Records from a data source
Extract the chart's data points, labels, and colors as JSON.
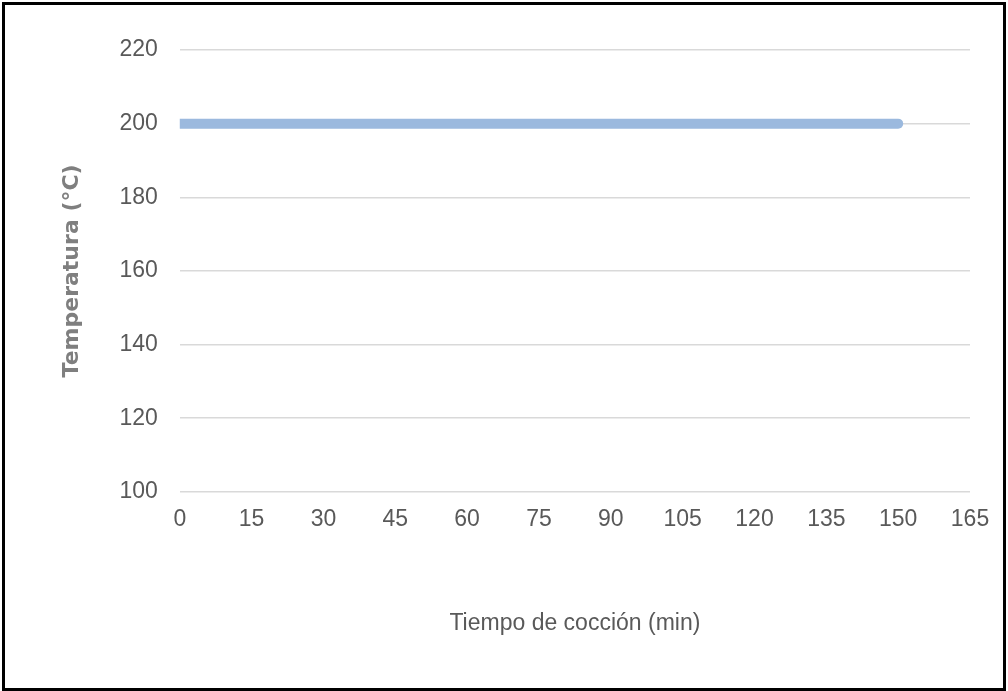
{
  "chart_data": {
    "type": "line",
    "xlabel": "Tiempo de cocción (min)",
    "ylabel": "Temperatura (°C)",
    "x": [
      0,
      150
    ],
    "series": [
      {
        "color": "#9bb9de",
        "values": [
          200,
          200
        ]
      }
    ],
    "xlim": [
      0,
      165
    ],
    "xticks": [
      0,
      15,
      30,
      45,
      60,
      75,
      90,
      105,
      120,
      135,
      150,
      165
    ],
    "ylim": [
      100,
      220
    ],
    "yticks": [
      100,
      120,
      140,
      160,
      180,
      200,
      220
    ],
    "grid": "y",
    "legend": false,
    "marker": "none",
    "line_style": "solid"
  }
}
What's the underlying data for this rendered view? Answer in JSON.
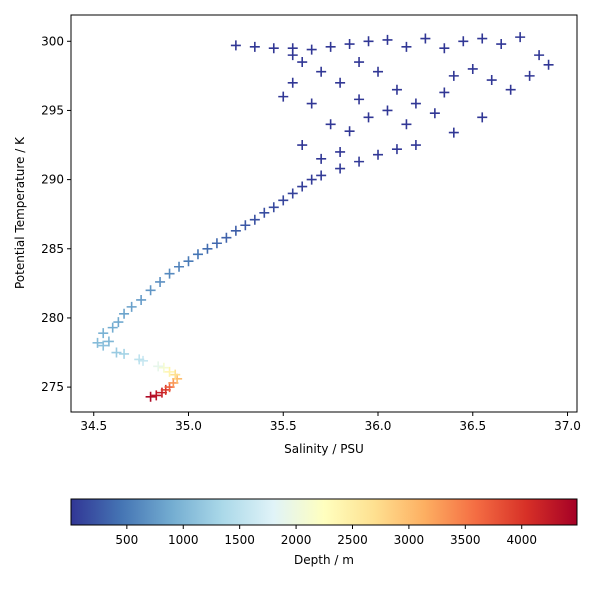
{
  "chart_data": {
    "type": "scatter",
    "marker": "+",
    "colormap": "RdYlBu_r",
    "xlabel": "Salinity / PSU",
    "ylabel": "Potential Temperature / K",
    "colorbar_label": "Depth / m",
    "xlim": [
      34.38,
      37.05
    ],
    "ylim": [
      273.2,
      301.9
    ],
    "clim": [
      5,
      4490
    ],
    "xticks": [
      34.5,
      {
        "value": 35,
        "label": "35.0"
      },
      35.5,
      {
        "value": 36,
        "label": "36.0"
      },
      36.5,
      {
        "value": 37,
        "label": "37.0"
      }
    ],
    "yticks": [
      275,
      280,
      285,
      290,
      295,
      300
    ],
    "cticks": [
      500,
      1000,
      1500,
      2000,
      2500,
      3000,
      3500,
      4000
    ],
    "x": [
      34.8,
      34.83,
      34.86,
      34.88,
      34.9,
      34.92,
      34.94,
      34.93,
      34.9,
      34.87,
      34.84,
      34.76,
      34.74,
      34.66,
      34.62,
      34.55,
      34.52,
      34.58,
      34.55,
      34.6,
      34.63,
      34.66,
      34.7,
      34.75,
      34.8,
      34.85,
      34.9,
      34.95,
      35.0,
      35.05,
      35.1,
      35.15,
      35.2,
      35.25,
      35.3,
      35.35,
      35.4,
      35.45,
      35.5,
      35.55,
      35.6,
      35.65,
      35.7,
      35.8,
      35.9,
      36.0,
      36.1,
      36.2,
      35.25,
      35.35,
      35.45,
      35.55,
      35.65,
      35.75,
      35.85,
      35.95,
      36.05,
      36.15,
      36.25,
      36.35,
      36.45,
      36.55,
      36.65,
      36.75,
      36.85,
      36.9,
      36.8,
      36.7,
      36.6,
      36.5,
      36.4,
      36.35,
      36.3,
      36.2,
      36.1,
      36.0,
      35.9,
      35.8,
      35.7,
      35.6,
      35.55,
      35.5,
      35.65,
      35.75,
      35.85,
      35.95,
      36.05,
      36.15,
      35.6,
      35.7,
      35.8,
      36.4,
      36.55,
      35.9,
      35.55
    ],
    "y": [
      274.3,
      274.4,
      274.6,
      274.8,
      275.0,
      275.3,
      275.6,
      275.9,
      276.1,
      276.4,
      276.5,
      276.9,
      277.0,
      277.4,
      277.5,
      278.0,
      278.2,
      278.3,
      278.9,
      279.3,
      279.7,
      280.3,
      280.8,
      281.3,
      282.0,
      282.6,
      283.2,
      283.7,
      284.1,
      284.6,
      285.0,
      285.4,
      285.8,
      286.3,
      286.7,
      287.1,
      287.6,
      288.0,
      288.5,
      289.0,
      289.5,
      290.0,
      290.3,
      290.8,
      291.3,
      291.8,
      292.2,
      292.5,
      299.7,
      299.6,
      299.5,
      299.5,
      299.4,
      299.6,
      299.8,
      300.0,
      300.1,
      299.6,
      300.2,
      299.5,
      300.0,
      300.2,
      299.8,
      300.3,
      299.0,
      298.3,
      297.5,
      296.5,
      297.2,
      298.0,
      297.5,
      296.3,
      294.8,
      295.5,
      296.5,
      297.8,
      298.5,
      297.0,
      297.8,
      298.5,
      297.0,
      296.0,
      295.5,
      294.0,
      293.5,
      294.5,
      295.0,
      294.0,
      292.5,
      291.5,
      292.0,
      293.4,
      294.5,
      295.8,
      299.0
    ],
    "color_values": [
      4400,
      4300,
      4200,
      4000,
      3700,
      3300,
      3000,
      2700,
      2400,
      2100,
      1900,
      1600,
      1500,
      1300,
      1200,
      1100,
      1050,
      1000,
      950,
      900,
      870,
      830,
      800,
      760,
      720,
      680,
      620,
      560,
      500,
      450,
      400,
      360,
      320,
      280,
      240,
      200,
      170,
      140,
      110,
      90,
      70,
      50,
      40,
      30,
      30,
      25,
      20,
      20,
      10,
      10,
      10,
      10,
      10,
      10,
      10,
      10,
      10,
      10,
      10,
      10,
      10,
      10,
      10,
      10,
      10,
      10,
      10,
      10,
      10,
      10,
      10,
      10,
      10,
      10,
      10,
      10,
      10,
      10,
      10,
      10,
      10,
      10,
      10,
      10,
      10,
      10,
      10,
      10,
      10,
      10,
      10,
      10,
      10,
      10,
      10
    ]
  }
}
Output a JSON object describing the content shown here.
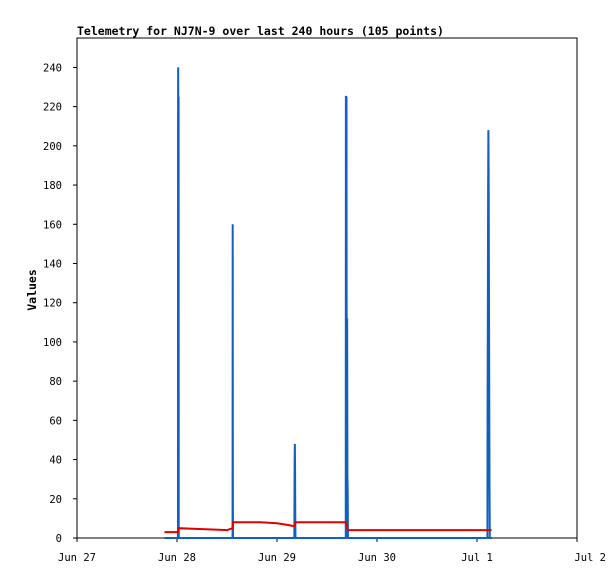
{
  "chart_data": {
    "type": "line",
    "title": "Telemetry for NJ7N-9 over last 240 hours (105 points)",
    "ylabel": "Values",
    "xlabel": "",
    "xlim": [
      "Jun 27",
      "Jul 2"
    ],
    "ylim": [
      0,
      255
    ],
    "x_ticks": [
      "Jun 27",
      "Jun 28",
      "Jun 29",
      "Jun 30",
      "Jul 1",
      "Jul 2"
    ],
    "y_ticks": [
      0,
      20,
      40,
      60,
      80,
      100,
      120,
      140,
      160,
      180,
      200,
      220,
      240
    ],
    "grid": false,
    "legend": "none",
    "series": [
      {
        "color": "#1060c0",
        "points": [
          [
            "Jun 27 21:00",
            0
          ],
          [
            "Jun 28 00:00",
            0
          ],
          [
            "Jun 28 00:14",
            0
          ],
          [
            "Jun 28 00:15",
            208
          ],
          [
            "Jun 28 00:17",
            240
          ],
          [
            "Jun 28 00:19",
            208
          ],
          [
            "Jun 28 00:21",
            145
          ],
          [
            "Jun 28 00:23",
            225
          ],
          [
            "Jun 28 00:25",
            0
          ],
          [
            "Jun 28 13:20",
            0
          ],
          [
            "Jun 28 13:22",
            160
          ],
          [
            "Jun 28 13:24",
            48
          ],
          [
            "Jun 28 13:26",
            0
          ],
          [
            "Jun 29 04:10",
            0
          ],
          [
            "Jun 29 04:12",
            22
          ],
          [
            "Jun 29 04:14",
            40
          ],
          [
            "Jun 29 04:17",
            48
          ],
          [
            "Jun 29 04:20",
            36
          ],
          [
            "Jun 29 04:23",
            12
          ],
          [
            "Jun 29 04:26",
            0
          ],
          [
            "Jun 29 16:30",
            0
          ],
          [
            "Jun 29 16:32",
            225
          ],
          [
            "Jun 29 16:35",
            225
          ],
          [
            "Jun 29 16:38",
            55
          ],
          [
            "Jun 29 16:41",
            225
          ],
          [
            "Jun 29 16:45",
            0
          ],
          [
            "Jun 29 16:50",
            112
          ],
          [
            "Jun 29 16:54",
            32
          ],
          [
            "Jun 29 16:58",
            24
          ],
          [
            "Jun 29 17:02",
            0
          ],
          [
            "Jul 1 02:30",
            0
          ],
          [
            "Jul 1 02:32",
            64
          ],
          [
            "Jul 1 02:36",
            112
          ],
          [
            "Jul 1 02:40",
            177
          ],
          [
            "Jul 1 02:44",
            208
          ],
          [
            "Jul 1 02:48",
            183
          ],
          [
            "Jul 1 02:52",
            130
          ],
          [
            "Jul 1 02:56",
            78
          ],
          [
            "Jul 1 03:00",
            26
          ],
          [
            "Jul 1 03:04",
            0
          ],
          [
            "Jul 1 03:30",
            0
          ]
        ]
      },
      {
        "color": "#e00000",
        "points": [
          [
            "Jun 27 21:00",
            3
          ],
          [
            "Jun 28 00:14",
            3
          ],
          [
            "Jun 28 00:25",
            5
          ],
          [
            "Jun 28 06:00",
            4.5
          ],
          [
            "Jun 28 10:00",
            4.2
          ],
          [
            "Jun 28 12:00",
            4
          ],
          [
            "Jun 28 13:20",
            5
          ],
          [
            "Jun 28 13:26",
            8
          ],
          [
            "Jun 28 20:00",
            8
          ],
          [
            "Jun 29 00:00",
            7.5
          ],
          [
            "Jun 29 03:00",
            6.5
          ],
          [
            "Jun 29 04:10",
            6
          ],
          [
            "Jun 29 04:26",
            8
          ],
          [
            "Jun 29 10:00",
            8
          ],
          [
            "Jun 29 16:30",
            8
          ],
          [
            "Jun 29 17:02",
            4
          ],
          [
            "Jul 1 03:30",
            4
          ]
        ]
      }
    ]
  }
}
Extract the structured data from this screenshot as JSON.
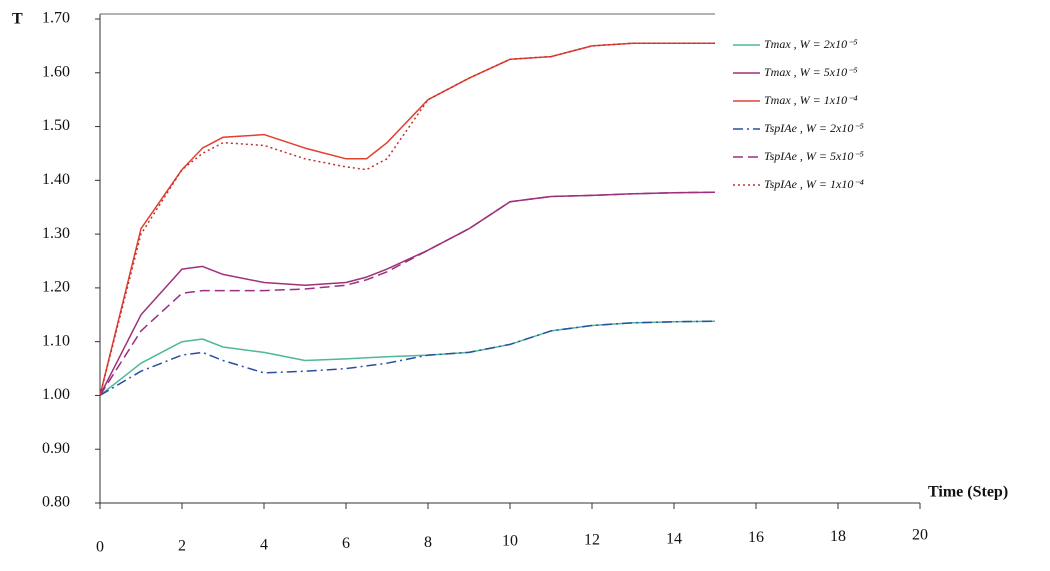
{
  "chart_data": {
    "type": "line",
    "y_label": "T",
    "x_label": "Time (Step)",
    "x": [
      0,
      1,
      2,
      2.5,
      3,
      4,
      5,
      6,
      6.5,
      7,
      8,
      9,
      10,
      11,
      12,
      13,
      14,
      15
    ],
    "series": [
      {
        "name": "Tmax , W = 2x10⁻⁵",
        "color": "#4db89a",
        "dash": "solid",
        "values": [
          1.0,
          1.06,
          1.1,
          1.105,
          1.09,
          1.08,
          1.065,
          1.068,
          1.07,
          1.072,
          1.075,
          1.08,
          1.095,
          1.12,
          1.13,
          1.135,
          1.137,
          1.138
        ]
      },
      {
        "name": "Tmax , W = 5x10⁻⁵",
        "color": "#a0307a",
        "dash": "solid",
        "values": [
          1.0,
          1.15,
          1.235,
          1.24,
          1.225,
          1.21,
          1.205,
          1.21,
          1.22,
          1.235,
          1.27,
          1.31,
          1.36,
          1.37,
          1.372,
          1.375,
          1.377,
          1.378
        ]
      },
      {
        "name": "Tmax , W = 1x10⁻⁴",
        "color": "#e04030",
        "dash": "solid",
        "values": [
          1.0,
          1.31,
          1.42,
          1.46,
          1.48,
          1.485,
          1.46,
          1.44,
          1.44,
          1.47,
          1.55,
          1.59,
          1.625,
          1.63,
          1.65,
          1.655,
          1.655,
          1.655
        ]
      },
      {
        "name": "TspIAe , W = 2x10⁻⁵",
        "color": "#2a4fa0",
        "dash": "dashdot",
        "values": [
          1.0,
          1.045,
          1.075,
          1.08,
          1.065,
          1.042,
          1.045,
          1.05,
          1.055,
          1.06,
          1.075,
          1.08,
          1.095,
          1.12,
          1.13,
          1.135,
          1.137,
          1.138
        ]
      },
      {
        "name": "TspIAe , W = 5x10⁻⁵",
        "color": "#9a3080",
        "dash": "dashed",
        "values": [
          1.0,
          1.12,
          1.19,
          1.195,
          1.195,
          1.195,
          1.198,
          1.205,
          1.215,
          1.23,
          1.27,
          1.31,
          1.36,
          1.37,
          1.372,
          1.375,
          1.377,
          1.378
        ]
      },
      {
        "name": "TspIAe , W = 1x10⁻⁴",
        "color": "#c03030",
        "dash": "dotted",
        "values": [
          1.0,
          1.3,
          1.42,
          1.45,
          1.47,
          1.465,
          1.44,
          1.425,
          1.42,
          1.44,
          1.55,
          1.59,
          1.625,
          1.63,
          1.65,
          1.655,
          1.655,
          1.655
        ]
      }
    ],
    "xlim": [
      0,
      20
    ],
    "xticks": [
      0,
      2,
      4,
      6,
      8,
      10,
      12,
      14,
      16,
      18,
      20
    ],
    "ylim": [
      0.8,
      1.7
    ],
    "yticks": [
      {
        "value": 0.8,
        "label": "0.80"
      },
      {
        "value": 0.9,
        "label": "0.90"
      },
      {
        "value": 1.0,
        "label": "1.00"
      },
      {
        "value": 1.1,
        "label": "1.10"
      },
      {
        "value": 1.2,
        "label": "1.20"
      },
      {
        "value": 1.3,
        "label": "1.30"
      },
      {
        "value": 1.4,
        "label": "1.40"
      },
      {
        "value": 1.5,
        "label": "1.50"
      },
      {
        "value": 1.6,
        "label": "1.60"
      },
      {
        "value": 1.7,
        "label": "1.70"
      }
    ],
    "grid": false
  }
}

» **INSTRUCTION**: Copy out all lines from the material above that contain the string "points".

» **COMPLETE RESPONSE**:
Extract the chart's data points, labels, and colors as JSON.
    "title": "Telemetry for NJ7N-9 over last 240 hours (105 points)",
        "points": [
        "points": [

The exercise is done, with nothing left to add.